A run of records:
◇ ◇ ◇ ◇ ◇

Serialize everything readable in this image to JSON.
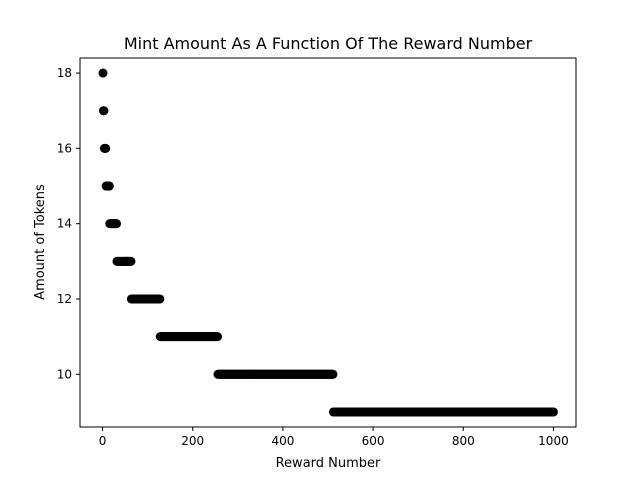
{
  "chart_data": {
    "type": "scatter",
    "title": "Mint Amount As A Function Of The Reward Number",
    "xlabel": "Reward Number",
    "ylabel": "Amount of Tokens",
    "xlim": [
      -50,
      1050
    ],
    "ylim": [
      8.6,
      18.4
    ],
    "xticks": [
      0,
      200,
      400,
      600,
      800,
      1000
    ],
    "yticks": [
      10,
      12,
      14,
      16,
      18
    ],
    "grid": false,
    "marker_color": "#000000",
    "series": [
      {
        "points": [
          [
            1,
            18
          ]
        ],
        "ranges": [
          {
            "y": 18,
            "x_start": 1,
            "x_end": 1
          },
          {
            "y": 17,
            "x_start": 2,
            "x_end": 3
          },
          {
            "y": 16,
            "x_start": 4,
            "x_end": 7
          },
          {
            "y": 15,
            "x_start": 8,
            "x_end": 15
          },
          {
            "y": 14,
            "x_start": 16,
            "x_end": 31
          },
          {
            "y": 13,
            "x_start": 32,
            "x_end": 63
          },
          {
            "y": 12,
            "x_start": 64,
            "x_end": 127
          },
          {
            "y": 11,
            "x_start": 128,
            "x_end": 255
          },
          {
            "y": 10,
            "x_start": 256,
            "x_end": 511
          },
          {
            "y": 9,
            "x_start": 512,
            "x_end": 1000
          }
        ]
      }
    ]
  }
}
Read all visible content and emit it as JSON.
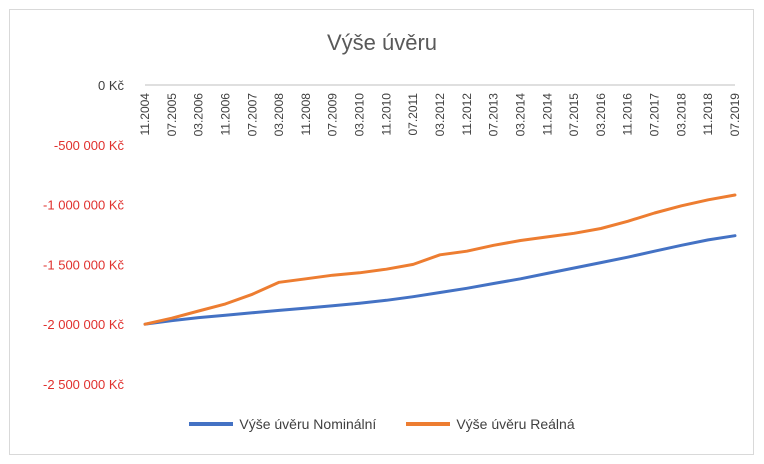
{
  "chart_data": {
    "type": "line",
    "title": "Výše úvěru",
    "xlabel": "",
    "ylabel": "",
    "ylim": [
      -2500000,
      0
    ],
    "y_ticks": [
      0,
      -500000,
      -1000000,
      -1500000,
      -2000000,
      -2500000
    ],
    "y_tick_labels": [
      "0 Kč",
      "-500 000 Kč",
      "-1 000 000 Kč",
      "-1 500 000 Kč",
      "-2 000 000 Kč",
      "-2 500 000 Kč"
    ],
    "y_tick_colors": [
      "#404040",
      "#e0312e",
      "#e0312e",
      "#e0312e",
      "#e0312e",
      "#e0312e"
    ],
    "x_tick_labels": [
      "11.2004",
      "07.2005",
      "03.2006",
      "11.2006",
      "07.2007",
      "03.2008",
      "11.2008",
      "07.2009",
      "03.2010",
      "11.2010",
      "07.2011",
      "03.2012",
      "11.2012",
      "07.2013",
      "03.2014",
      "11.2014",
      "07.2015",
      "03.2016",
      "11.2016",
      "07.2017",
      "03.2018",
      "11.2018",
      "07.2019"
    ],
    "x_label_position": "top",
    "grid": false,
    "legend": "bottom",
    "series": [
      {
        "name": "Výše úvěru Nominální",
        "color": "#4472c4",
        "values": [
          -2000000,
          -1970000,
          -1945000,
          -1925000,
          -1905000,
          -1885000,
          -1865000,
          -1845000,
          -1825000,
          -1800000,
          -1770000,
          -1735000,
          -1700000,
          -1660000,
          -1620000,
          -1575000,
          -1530000,
          -1485000,
          -1440000,
          -1390000,
          -1340000,
          -1295000,
          -1260000
        ]
      },
      {
        "name": "Výše úvěru Reálná",
        "color": "#ed7d31",
        "values": [
          -2000000,
          -1950000,
          -1890000,
          -1830000,
          -1750000,
          -1650000,
          -1620000,
          -1590000,
          -1570000,
          -1540000,
          -1500000,
          -1420000,
          -1390000,
          -1340000,
          -1300000,
          -1270000,
          -1240000,
          -1200000,
          -1140000,
          -1070000,
          -1010000,
          -960000,
          -920000
        ]
      }
    ]
  }
}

◇ ◇ ◇ ◇ ◇

_Written task_
Print out the material word for word, omitting the pictures.

_Completed exercise_
Serialize everything readable in this image to JSON.
{
  "chart_data": {
    "type": "scatter",
    "title": "Mint Amount As A Function Of The Reward Number",
    "xlabel": "Reward Number",
    "ylabel": "Amount of Tokens",
    "xlim": [
      -50,
      1050
    ],
    "ylim": [
      8.6,
      18.4
    ],
    "xticks": [
      0,
      200,
      400,
      600,
      800,
      1000
    ],
    "yticks": [
      10,
      12,
      14,
      16,
      18
    ],
    "grid": false,
    "marker_color": "#000000",
    "series": [
      {
        "points": [
          [
            1,
            18
          ]
        ],
        "ranges": [
          {
            "y": 18,
            "x_start": 1,
            "x_end": 1
          },
          {
            "y": 17,
            "x_start": 2,
            "x_end": 3
          },
          {
            "y": 16,
            "x_start": 4,
            "x_end": 7
          },
          {
            "y": 15,
            "x_start": 8,
            "x_end": 15
          },
          {
            "y": 14,
            "x_start": 16,
            "x_end": 31
          },
          {
            "y": 13,
            "x_start": 32,
            "x_end": 63
          },
          {
            "y": 12,
            "x_start": 64,
            "x_end": 127
          },
          {
            "y": 11,
            "x_start": 128,
            "x_end": 255
          },
          {
            "y": 10,
            "x_start": 256,
            "x_end": 511
          },
          {
            "y": 9,
            "x_start": 512,
            "x_end": 1000
          }
        ]
      }
    ]
  }
}
Read all visible content and emit it as JSON.
{
  "chart_data": {
    "type": "line",
    "title": "Výše úvěru",
    "xlabel": "",
    "ylabel": "",
    "ylim": [
      -2500000,
      0
    ],
    "y_ticks": [
      0,
      -500000,
      -1000000,
      -1500000,
      -2000000,
      -2500000
    ],
    "y_tick_labels": [
      "0 Kč",
      "-500 000 Kč",
      "-1 000 000 Kč",
      "-1 500 000 Kč",
      "-2 000 000 Kč",
      "-2 500 000 Kč"
    ],
    "y_tick_colors": [
      "#404040",
      "#e0312e",
      "#e0312e",
      "#e0312e",
      "#e0312e",
      "#e0312e"
    ],
    "x_tick_labels": [
      "11.2004",
      "07.2005",
      "03.2006",
      "11.2006",
      "07.2007",
      "03.2008",
      "11.2008",
      "07.2009",
      "03.2010",
      "11.2010",
      "07.2011",
      "03.2012",
      "11.2012",
      "07.2013",
      "03.2014",
      "11.2014",
      "07.2015",
      "03.2016",
      "11.2016",
      "07.2017",
      "03.2018",
      "11.2018",
      "07.2019"
    ],
    "x_label_position": "top",
    "grid": false,
    "legend": "bottom",
    "series": [
      {
        "name": "Výše úvěru Nominální",
        "color": "#4472c4",
        "values": [
          -2000000,
          -1970000,
          -1945000,
          -1925000,
          -1905000,
          -1885000,
          -1865000,
          -1845000,
          -1825000,
          -1800000,
          -1770000,
          -1735000,
          -1700000,
          -1660000,
          -1620000,
          -1575000,
          -1530000,
          -1485000,
          -1440000,
          -1390000,
          -1340000,
          -1295000,
          -1260000
        ]
      },
      {
        "name": "Výše úvěru Reálná",
        "color": "#ed7d31",
        "values": [
          -2000000,
          -1950000,
          -1890000,
          -1830000,
          -1750000,
          -1650000,
          -1620000,
          -1590000,
          -1570000,
          -1540000,
          -1500000,
          -1420000,
          -1390000,
          -1340000,
          -1300000,
          -1270000,
          -1240000,
          -1200000,
          -1140000,
          -1070000,
          -1010000,
          -960000,
          -920000
        ]
      }
    ]
  }
}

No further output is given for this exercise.